--- Start Extracted material ---
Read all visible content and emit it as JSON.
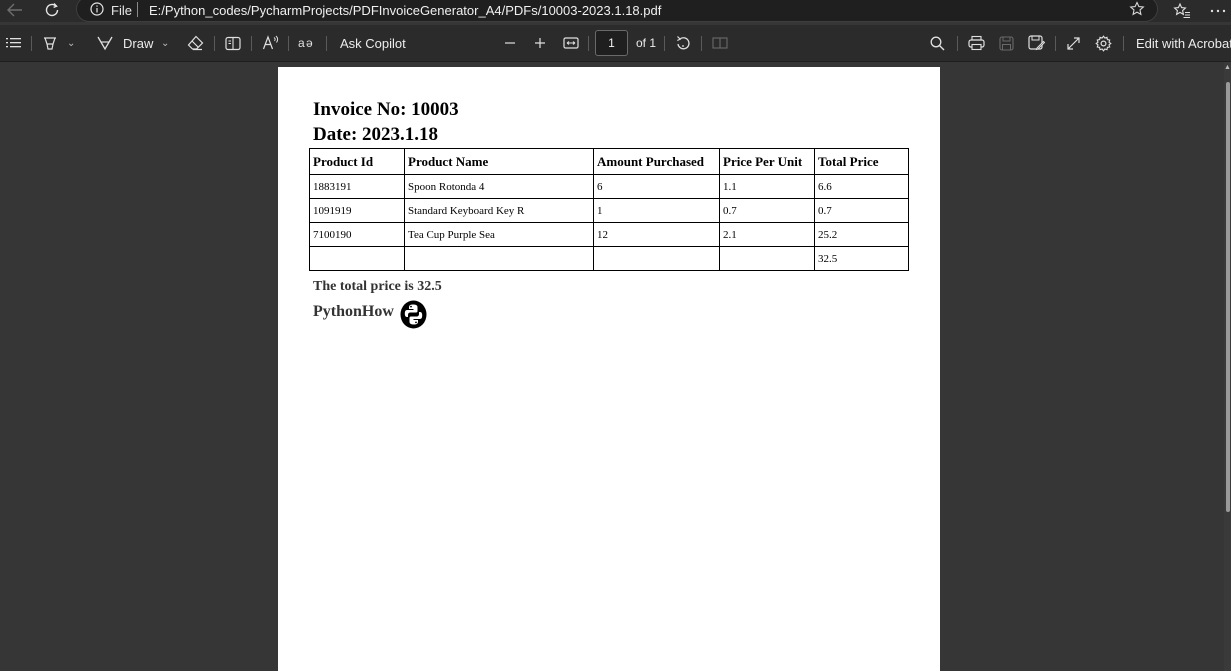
{
  "browser": {
    "url_scheme_label": "File",
    "url": "E:/Python_codes/PycharmProjects/PDFInvoiceGenerator_A4/PDFs/10003-2023.1.18.pdf"
  },
  "toolbar": {
    "draw_label": "Draw",
    "ask_copilot_label": "Ask Copilot",
    "current_page": "1",
    "page_count_label": "of 1",
    "edit_with_acrobat_label": "Edit with Acrobat"
  },
  "document": {
    "invoice_title": "Invoice No: 10003",
    "date_line": "Date: 2023.1.18",
    "table": {
      "headers": [
        "Product Id",
        "Product Name",
        "Amount Purchased",
        "Price Per Unit",
        "Total Price"
      ],
      "rows": [
        [
          "1883191",
          "Spoon Rotonda 4",
          "6",
          "1.1",
          "6.6"
        ],
        [
          "1091919",
          "Standard Keyboard Key R",
          "1",
          "0.7",
          "0.7"
        ],
        [
          "7100190",
          "Tea Cup Purple Sea",
          "12",
          "2.1",
          "25.2"
        ],
        [
          "",
          "",
          "",
          "",
          "32.5"
        ]
      ]
    },
    "total_sentence": "The total price is 32.5",
    "company_name": "PythonHow"
  },
  "icons": {
    "back": "back-arrow-icon",
    "refresh": "refresh-icon",
    "info": "info-icon",
    "favorite": "star-icon",
    "favorites": "favorites-icon",
    "more": "more-icon",
    "contents": "table-of-contents-icon",
    "highlight": "highlighter-icon",
    "draw": "draw-icon",
    "erase": "eraser-icon",
    "page_view": "page-view-icon",
    "read_aloud": "read-aloud-icon",
    "translate": "translate-icon",
    "zoom_out": "minus-icon",
    "zoom_in": "plus-icon",
    "fit": "fit-width-icon",
    "rotate": "rotate-icon",
    "two_page": "two-page-icon",
    "search": "search-icon",
    "print": "print-icon",
    "save": "save-icon",
    "save_as": "save-as-icon",
    "fullscreen": "expand-icon",
    "settings": "gear-icon",
    "logo": "python-logo"
  }
}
--- End Extracted material ---
## Requirements
Go through the records line by line and count those containing the string "table". Give only the total.

## Task output
2